Material zu Layoutbereichen:

<<<<

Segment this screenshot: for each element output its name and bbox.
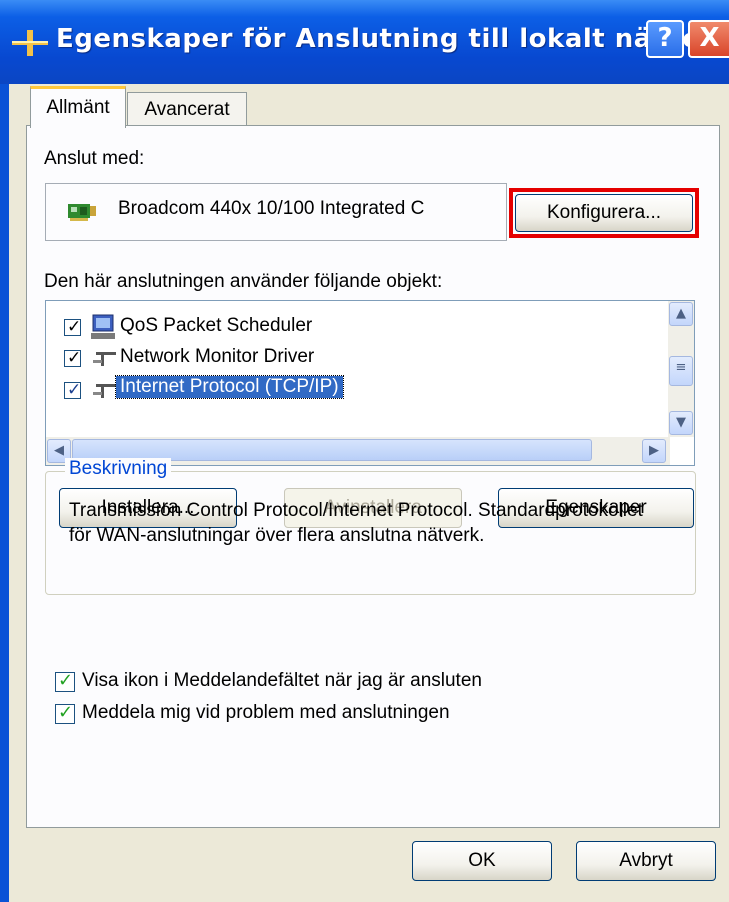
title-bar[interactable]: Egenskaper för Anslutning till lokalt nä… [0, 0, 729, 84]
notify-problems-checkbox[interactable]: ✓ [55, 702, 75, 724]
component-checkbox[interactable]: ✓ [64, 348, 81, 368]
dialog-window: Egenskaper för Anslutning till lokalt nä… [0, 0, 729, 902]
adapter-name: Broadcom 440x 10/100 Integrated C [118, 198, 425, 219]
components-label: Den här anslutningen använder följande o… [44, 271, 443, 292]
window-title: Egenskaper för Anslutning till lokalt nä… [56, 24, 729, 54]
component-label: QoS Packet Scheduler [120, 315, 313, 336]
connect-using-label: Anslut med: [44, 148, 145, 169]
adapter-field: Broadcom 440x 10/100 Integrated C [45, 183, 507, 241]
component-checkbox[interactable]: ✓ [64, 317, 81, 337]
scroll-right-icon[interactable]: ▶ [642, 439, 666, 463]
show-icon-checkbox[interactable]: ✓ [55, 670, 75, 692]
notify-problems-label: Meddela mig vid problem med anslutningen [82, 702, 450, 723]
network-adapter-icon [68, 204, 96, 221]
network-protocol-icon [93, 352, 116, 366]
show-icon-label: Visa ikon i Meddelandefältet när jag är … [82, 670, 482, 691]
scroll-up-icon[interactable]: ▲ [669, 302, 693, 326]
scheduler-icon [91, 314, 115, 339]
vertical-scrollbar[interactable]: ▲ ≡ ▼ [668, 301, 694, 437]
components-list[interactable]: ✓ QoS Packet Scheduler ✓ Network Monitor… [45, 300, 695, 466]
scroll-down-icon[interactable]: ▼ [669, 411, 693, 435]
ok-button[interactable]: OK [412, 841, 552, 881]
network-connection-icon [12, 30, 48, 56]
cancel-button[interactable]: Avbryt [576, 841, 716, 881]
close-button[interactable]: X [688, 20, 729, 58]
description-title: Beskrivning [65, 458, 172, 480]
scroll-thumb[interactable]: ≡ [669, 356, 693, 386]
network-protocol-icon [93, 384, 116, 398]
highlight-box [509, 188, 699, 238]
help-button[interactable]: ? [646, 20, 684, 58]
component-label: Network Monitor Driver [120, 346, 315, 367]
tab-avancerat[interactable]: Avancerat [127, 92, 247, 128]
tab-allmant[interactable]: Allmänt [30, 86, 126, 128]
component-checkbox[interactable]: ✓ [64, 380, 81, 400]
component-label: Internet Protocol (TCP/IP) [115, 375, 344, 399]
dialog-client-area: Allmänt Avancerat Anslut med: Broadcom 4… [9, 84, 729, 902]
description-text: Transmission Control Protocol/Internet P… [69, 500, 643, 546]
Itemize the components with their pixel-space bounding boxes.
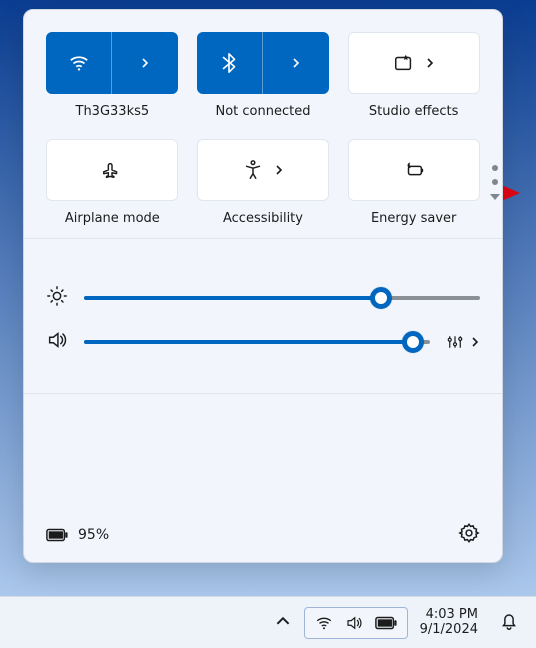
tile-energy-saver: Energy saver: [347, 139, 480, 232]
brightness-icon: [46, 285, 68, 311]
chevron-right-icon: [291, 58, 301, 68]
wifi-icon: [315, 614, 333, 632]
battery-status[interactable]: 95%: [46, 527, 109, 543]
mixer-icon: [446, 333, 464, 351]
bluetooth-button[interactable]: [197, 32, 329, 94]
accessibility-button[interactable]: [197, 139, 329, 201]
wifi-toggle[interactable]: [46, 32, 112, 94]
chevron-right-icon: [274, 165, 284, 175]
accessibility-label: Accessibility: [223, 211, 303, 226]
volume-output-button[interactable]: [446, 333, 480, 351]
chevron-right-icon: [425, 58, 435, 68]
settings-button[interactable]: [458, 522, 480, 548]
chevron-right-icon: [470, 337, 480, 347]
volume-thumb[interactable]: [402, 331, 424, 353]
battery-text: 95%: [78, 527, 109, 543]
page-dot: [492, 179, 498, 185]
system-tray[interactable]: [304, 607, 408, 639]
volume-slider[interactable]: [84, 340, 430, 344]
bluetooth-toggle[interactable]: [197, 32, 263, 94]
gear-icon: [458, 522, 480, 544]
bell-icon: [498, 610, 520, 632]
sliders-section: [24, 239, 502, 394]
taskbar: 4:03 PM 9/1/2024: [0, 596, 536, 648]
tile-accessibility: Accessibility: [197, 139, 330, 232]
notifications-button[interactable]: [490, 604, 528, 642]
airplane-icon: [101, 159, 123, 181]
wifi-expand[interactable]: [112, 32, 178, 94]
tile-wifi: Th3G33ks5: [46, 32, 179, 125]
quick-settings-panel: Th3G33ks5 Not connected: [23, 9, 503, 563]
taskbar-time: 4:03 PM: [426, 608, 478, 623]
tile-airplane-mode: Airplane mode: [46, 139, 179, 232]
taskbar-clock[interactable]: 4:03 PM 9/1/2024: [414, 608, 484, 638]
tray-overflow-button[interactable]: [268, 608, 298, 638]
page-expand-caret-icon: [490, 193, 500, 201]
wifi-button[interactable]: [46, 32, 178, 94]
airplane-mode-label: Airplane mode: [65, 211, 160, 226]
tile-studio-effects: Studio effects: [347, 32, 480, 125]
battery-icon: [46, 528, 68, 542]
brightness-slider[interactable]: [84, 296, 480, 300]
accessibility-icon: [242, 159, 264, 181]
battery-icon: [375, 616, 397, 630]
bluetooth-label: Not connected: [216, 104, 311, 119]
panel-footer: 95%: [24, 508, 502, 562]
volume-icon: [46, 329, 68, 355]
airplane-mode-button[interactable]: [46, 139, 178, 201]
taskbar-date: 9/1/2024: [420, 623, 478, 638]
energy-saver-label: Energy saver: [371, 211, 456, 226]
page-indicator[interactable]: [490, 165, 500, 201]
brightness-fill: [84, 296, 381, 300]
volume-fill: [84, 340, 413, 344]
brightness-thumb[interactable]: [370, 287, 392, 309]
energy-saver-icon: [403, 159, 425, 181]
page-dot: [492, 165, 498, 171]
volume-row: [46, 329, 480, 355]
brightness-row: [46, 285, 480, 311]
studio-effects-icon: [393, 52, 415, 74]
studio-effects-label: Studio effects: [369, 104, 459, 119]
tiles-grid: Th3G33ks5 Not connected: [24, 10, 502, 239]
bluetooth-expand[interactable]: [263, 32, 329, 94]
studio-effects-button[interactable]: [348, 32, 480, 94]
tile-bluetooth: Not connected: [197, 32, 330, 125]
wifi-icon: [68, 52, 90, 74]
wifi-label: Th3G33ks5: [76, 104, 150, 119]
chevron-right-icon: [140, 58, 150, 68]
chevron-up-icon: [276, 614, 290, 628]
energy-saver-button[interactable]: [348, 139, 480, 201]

>>>>

• _AUFGABENBESCHREIBUNG_:
Schreiben Sie bitte das gesamte Material oben Zeile für Zeile zeichengenau ab, lassen Sie dabei aber die Bilder weg.

• _VOLLSTÄNDIGE ANTWORT_:
Segment this screenshot: for each element output its name and bbox.
title-bar[interactable]: Egenskaper för Anslutning till lokalt nä… [0, 0, 729, 84]
notify-problems-checkbox[interactable]: ✓ [55, 702, 75, 724]
component-checkbox[interactable]: ✓ [64, 348, 81, 368]
dialog-window: Egenskaper för Anslutning till lokalt nä… [0, 0, 729, 902]
adapter-name: Broadcom 440x 10/100 Integrated C [118, 198, 425, 219]
components-label: Den här anslutningen använder följande o… [44, 271, 443, 292]
window-title: Egenskaper för Anslutning till lokalt nä… [56, 24, 729, 54]
component-label: QoS Packet Scheduler [120, 315, 313, 336]
connect-using-label: Anslut med: [44, 148, 145, 169]
adapter-field: Broadcom 440x 10/100 Integrated C [45, 183, 507, 241]
component-checkbox[interactable]: ✓ [64, 317, 81, 337]
scroll-right-icon[interactable]: ▶ [642, 439, 666, 463]
show-icon-checkbox[interactable]: ✓ [55, 670, 75, 692]
notify-problems-label: Meddela mig vid problem med anslutningen [82, 702, 450, 723]
network-adapter-icon [68, 204, 96, 221]
network-protocol-icon [93, 352, 116, 366]
show-icon-label: Visa ikon i Meddelandefältet när jag är … [82, 670, 482, 691]
scroll-up-icon[interactable]: ▲ [669, 302, 693, 326]
scheduler-icon [91, 314, 115, 339]
vertical-scrollbar[interactable]: ▲ ≡ ▼ [668, 301, 694, 437]
components-list[interactable]: ✓ QoS Packet Scheduler ✓ Network Monitor… [45, 300, 695, 466]
scroll-down-icon[interactable]: ▼ [669, 411, 693, 435]
ok-button[interactable]: OK [412, 841, 552, 881]
network-connection-icon [12, 30, 48, 56]
cancel-button[interactable]: Avbryt [576, 841, 716, 881]
close-button[interactable]: X [688, 20, 729, 58]
description-title: Beskrivning [65, 458, 172, 480]
scroll-thumb[interactable]: ≡ [669, 356, 693, 386]
network-protocol-icon [93, 384, 116, 398]
highlight-box [509, 188, 699, 238]
help-button[interactable]: ? [646, 20, 684, 58]
component-label: Network Monitor Driver [120, 346, 315, 367]
tab-avancerat[interactable]: Avancerat [127, 92, 247, 128]
tab-allmant[interactable]: Allmänt [30, 86, 126, 128]
component-checkbox[interactable]: ✓ [64, 380, 81, 400]
component-label: Internet Protocol (TCP/IP) [115, 375, 344, 399]
dialog-client-area: Allmänt Avancerat Anslut med: Broadcom 4… [9, 84, 729, 902]
description-text: Transmission Control Protocol/Internet P… [69, 500, 643, 546]
Itemize the components with their pixel-space bounding boxes.
tile-energy-saver: Energy saver: [347, 139, 480, 232]
brightness-icon: [46, 285, 68, 311]
chevron-right-icon: [291, 58, 301, 68]
wifi-icon: [315, 614, 333, 632]
battery-status[interactable]: 95%: [46, 527, 109, 543]
mixer-icon: [446, 333, 464, 351]
bluetooth-button[interactable]: [197, 32, 329, 94]
accessibility-button[interactable]: [197, 139, 329, 201]
wifi-toggle[interactable]: [46, 32, 112, 94]
chevron-right-icon: [274, 165, 284, 175]
accessibility-label: Accessibility: [223, 211, 303, 226]
volume-output-button[interactable]: [446, 333, 480, 351]
chevron-right-icon: [425, 58, 435, 68]
settings-button[interactable]: [458, 522, 480, 548]
chevron-right-icon: [470, 337, 480, 347]
volume-thumb[interactable]: [402, 331, 424, 353]
battery-text: 95%: [78, 527, 109, 543]
page-dot: [492, 179, 498, 185]
system-tray[interactable]: [304, 607, 408, 639]
volume-slider[interactable]: [84, 340, 430, 344]
bluetooth-toggle[interactable]: [197, 32, 263, 94]
gear-icon: [458, 522, 480, 544]
bell-icon: [498, 610, 520, 632]
sliders-section: [24, 239, 502, 394]
taskbar: 4:03 PM 9/1/2024: [0, 596, 536, 648]
tile-accessibility: Accessibility: [197, 139, 330, 232]
notifications-button[interactable]: [490, 604, 528, 642]
airplane-icon: [101, 159, 123, 181]
wifi-expand[interactable]: [112, 32, 178, 94]
tile-wifi: Th3G33ks5: [46, 32, 179, 125]
quick-settings-panel: Th3G33ks5 Not connected: [23, 9, 503, 563]
taskbar-time: 4:03 PM: [426, 608, 478, 623]
tile-airplane-mode: Airplane mode: [46, 139, 179, 232]
taskbar-clock[interactable]: 4:03 PM 9/1/2024: [414, 608, 484, 638]
tray-overflow-button[interactable]: [268, 608, 298, 638]
page-expand-caret-icon: [490, 193, 500, 201]
wifi-button[interactable]: [46, 32, 178, 94]
airplane-mode-label: Airplane mode: [65, 211, 160, 226]
tile-studio-effects: Studio effects: [347, 32, 480, 125]
battery-icon: [46, 528, 68, 542]
brightness-slider[interactable]: [84, 296, 480, 300]
accessibility-icon: [242, 159, 264, 181]
battery-icon: [375, 616, 397, 630]
bluetooth-label: Not connected: [216, 104, 311, 119]
panel-footer: 95%: [24, 508, 502, 562]
volume-icon: [46, 329, 68, 355]
airplane-mode-button[interactable]: [46, 139, 178, 201]
taskbar-date: 9/1/2024: [420, 623, 478, 638]
energy-saver-label: Energy saver: [371, 211, 456, 226]
page-indicator[interactable]: [490, 165, 500, 201]
brightness-fill: [84, 296, 381, 300]
volume-fill: [84, 340, 413, 344]
brightness-thumb[interactable]: [370, 287, 392, 309]
energy-saver-icon: [403, 159, 425, 181]
page-dot: [492, 165, 498, 171]
volume-row: [46, 329, 480, 355]
brightness-row: [46, 285, 480, 311]
studio-effects-icon: [393, 52, 415, 74]
studio-effects-label: Studio effects: [369, 104, 459, 119]
tiles-grid: Th3G33ks5 Not connected: [24, 10, 502, 239]
bluetooth-expand[interactable]: [263, 32, 329, 94]
studio-effects-button[interactable]: [348, 32, 480, 94]
tile-bluetooth: Not connected: [197, 32, 330, 125]
wifi-icon: [68, 52, 90, 74]
wifi-label: Th3G33ks5: [76, 104, 150, 119]
chevron-right-icon: [140, 58, 150, 68]
chevron-up-icon: [276, 614, 290, 628]
energy-saver-button[interactable]: [348, 139, 480, 201]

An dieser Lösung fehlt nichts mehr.